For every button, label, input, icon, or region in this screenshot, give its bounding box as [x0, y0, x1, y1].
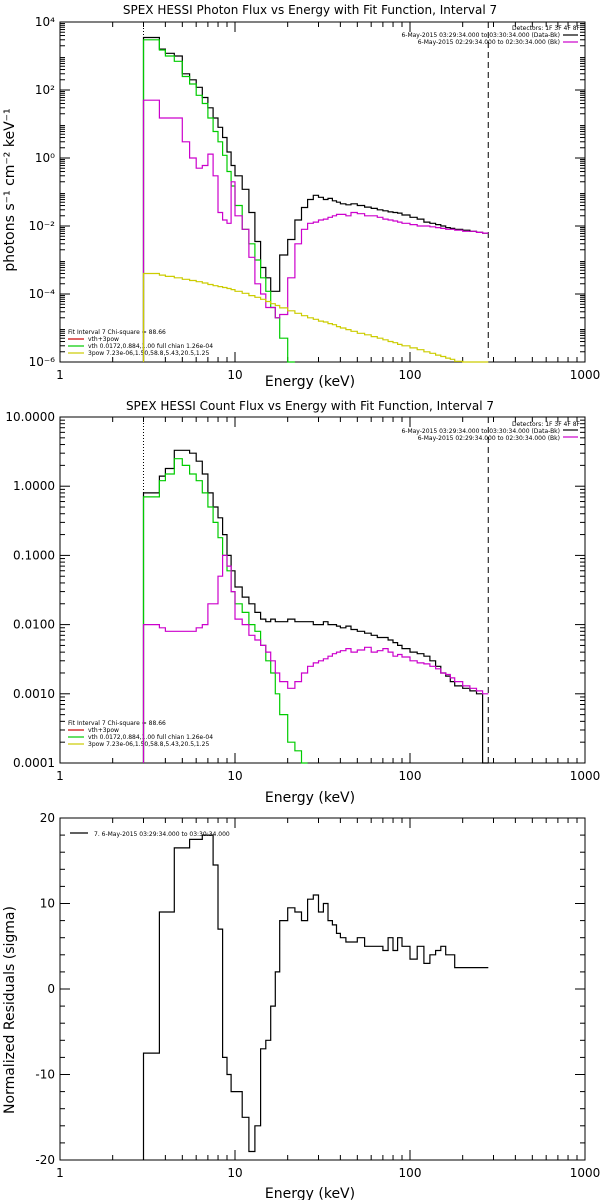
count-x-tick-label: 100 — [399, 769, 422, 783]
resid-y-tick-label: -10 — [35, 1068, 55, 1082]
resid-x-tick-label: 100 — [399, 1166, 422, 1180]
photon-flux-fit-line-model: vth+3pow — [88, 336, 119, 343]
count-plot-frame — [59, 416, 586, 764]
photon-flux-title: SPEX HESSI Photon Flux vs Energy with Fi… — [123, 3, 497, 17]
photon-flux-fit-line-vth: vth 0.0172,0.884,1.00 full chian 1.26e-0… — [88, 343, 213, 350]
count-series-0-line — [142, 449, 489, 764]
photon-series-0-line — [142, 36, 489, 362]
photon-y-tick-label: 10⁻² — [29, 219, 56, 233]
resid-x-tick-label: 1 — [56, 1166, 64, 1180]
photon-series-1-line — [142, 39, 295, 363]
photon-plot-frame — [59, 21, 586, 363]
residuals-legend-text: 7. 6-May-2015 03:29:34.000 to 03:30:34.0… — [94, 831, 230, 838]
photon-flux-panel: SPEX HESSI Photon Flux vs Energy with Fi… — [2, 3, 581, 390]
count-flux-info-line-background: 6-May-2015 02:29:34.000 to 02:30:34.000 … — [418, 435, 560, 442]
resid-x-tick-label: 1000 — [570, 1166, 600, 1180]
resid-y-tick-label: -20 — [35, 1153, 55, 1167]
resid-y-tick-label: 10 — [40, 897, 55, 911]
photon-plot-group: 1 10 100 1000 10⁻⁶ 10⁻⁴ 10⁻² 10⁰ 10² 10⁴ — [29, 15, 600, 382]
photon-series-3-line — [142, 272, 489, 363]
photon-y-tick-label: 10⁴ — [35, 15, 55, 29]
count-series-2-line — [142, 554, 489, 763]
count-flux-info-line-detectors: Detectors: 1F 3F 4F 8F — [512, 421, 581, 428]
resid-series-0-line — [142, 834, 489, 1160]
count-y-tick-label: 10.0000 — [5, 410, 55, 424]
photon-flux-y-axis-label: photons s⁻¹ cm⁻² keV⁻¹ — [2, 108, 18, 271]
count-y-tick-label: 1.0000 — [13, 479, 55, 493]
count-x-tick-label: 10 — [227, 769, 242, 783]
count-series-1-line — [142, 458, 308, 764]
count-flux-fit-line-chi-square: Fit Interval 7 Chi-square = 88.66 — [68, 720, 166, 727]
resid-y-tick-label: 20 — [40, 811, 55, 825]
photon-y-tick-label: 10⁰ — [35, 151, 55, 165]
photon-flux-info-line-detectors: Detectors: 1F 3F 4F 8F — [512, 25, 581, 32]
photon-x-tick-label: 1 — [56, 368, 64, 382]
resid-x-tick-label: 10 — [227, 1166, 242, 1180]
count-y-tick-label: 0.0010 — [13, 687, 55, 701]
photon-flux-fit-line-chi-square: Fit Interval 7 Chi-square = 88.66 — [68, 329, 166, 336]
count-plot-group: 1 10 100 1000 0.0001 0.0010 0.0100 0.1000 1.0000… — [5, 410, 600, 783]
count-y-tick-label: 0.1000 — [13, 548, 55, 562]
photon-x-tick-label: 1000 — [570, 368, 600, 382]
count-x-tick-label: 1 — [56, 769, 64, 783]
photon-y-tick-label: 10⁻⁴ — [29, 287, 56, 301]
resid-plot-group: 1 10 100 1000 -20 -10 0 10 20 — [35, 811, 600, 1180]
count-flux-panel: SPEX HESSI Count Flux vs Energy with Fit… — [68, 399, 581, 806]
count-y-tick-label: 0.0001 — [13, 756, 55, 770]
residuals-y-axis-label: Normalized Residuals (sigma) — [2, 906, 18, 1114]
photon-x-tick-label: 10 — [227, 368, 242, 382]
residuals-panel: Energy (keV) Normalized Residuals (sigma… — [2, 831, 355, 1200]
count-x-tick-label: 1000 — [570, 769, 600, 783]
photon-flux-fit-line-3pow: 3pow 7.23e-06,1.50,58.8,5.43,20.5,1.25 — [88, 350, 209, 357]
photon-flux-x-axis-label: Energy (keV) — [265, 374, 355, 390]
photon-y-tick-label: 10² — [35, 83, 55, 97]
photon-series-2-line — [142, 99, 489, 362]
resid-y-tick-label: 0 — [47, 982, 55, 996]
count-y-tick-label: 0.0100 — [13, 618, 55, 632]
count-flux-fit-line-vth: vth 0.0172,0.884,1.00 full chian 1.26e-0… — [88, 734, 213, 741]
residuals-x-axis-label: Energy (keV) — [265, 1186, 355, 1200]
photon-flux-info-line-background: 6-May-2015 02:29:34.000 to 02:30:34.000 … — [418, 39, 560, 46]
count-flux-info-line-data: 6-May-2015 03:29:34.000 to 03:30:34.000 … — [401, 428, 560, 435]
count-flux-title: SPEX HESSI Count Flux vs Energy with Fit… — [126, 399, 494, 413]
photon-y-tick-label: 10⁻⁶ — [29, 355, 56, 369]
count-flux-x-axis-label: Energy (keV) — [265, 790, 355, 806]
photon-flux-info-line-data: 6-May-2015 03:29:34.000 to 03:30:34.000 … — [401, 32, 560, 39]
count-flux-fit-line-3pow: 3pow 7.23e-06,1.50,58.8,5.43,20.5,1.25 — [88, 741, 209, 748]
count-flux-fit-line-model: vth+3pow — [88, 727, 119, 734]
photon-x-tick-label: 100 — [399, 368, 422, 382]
---
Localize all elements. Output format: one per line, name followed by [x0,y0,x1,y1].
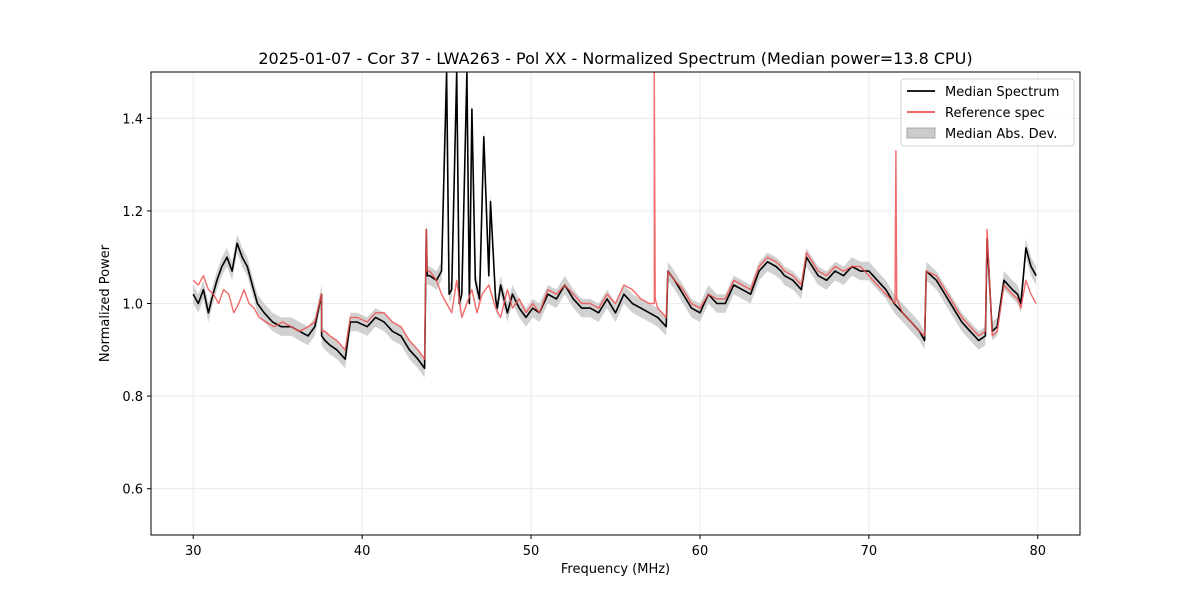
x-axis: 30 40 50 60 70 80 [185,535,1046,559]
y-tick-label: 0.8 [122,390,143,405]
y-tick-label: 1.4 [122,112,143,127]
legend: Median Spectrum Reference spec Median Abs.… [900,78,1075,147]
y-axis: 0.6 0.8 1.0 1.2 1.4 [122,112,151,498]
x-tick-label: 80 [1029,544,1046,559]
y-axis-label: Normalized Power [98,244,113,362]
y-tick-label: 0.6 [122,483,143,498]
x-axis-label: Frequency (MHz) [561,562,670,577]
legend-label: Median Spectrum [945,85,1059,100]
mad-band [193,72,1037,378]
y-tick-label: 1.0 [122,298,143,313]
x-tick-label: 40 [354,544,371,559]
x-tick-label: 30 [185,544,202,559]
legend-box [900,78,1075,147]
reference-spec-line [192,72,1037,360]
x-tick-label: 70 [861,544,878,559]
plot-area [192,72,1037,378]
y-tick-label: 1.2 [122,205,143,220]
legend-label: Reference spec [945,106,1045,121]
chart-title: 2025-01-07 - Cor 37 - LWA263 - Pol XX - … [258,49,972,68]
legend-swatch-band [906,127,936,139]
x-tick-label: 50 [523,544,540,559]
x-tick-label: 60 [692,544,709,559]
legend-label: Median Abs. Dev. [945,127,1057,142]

▶ Task:
Transcribe the listing lines from the one containing "count-x-tick-label: 100 —" through the one containing "count-series-0-line — [142, 449, 489, 764]", inclusive, keeping every character unchanged.

▶ Written answer:
count-x-tick-label: 100 — [399, 769, 422, 783]
resid-y-tick-label: -10 — [35, 1068, 55, 1082]
resid-x-tick-label: 100 — [399, 1166, 422, 1180]
photon-flux-fit-line-model: vth+3pow — [88, 336, 119, 343]
count-plot-frame — [59, 416, 586, 764]
photon-flux-title: SPEX HESSI Photon Flux vs Energy with Fi… — [123, 3, 497, 17]
photon-flux-fit-line-vth: vth 0.0172,0.884,1.00 full chian 1.26e-0… — [88, 343, 213, 350]
count-series-0-line — [142, 449, 489, 764]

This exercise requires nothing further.